◆ JOB
Below are some records. Say in a single number how many of their lines include the word "市市场监督管理局牵头".

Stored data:

═══

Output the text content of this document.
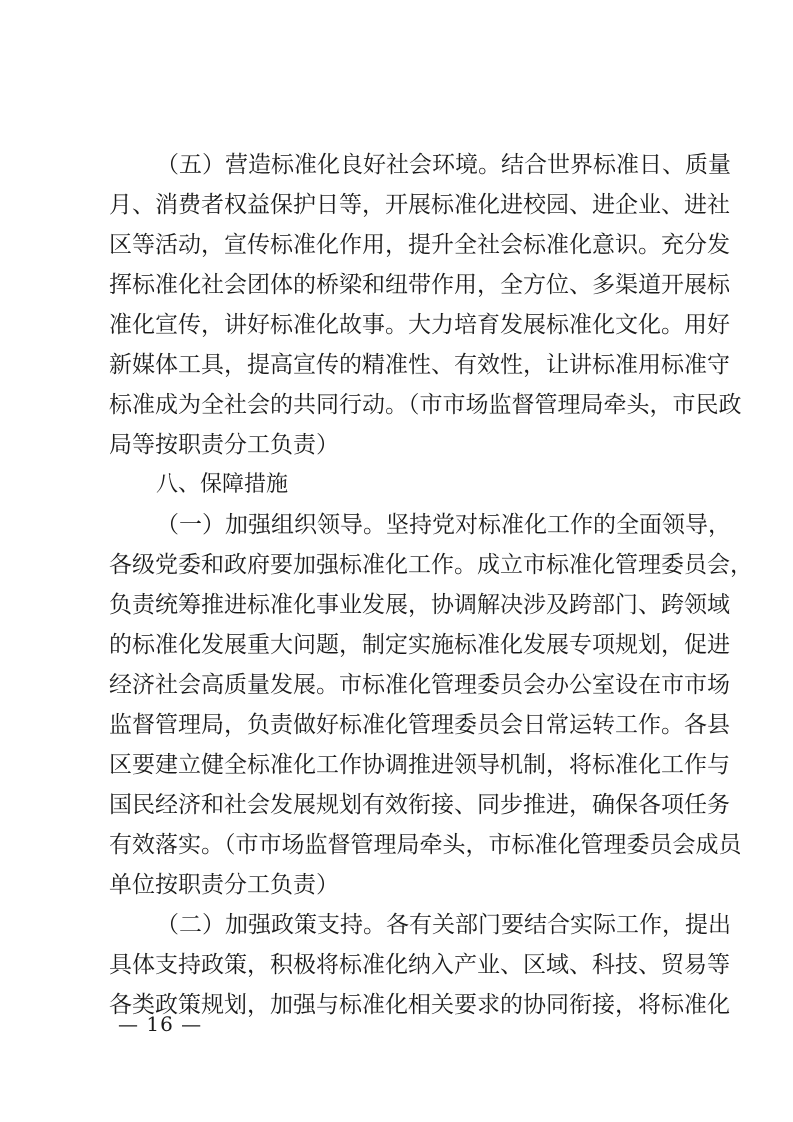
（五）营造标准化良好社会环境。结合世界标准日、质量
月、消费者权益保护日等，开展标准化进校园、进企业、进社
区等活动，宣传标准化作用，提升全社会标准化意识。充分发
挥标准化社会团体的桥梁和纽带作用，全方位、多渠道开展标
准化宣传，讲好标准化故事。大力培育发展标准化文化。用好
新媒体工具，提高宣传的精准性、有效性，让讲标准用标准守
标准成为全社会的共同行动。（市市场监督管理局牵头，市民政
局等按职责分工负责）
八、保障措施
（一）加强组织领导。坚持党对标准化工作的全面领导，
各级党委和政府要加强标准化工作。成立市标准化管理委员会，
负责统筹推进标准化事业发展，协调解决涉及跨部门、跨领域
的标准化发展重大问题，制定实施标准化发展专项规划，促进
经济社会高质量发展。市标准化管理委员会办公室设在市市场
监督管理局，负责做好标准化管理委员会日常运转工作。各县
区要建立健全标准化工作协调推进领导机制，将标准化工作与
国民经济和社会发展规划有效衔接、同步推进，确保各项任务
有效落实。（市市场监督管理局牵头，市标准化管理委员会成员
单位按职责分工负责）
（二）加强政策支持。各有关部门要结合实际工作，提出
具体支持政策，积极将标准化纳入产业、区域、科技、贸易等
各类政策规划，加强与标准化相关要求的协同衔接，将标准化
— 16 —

═══

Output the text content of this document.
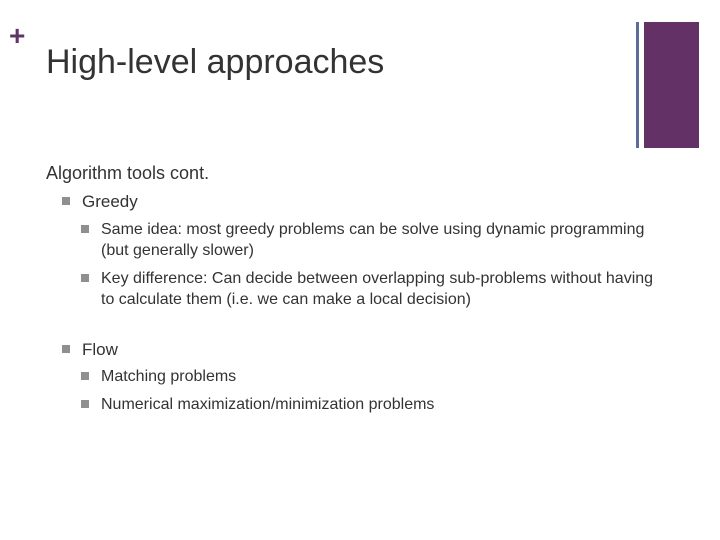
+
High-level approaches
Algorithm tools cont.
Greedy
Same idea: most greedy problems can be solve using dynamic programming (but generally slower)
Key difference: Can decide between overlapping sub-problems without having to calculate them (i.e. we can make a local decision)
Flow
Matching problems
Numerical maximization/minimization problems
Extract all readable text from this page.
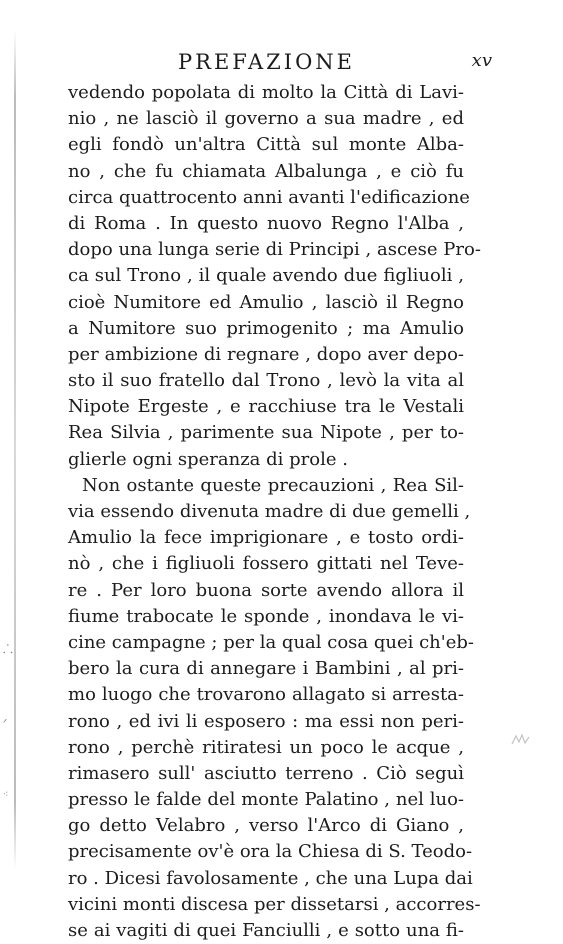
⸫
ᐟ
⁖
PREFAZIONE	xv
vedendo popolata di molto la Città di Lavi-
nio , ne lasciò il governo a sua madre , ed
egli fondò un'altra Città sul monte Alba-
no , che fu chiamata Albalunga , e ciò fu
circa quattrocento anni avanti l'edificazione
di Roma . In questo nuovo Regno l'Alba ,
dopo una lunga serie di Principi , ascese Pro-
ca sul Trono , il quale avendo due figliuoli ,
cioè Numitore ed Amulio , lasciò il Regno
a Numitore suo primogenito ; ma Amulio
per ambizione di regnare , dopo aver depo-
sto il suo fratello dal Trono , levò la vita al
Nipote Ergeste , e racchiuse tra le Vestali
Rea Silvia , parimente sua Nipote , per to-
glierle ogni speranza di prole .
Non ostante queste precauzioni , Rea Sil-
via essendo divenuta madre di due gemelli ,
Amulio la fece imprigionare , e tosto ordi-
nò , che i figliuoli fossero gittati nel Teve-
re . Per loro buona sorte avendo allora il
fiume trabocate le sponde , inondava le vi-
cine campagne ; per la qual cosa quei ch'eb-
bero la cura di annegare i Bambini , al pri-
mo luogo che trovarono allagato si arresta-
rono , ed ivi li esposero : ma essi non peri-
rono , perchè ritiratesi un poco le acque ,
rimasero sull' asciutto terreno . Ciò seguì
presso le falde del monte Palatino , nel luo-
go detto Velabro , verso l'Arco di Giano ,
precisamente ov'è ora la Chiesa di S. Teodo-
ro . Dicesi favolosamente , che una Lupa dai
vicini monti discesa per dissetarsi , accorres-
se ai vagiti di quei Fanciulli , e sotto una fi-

═══

◆ SOLUTION BELOW
2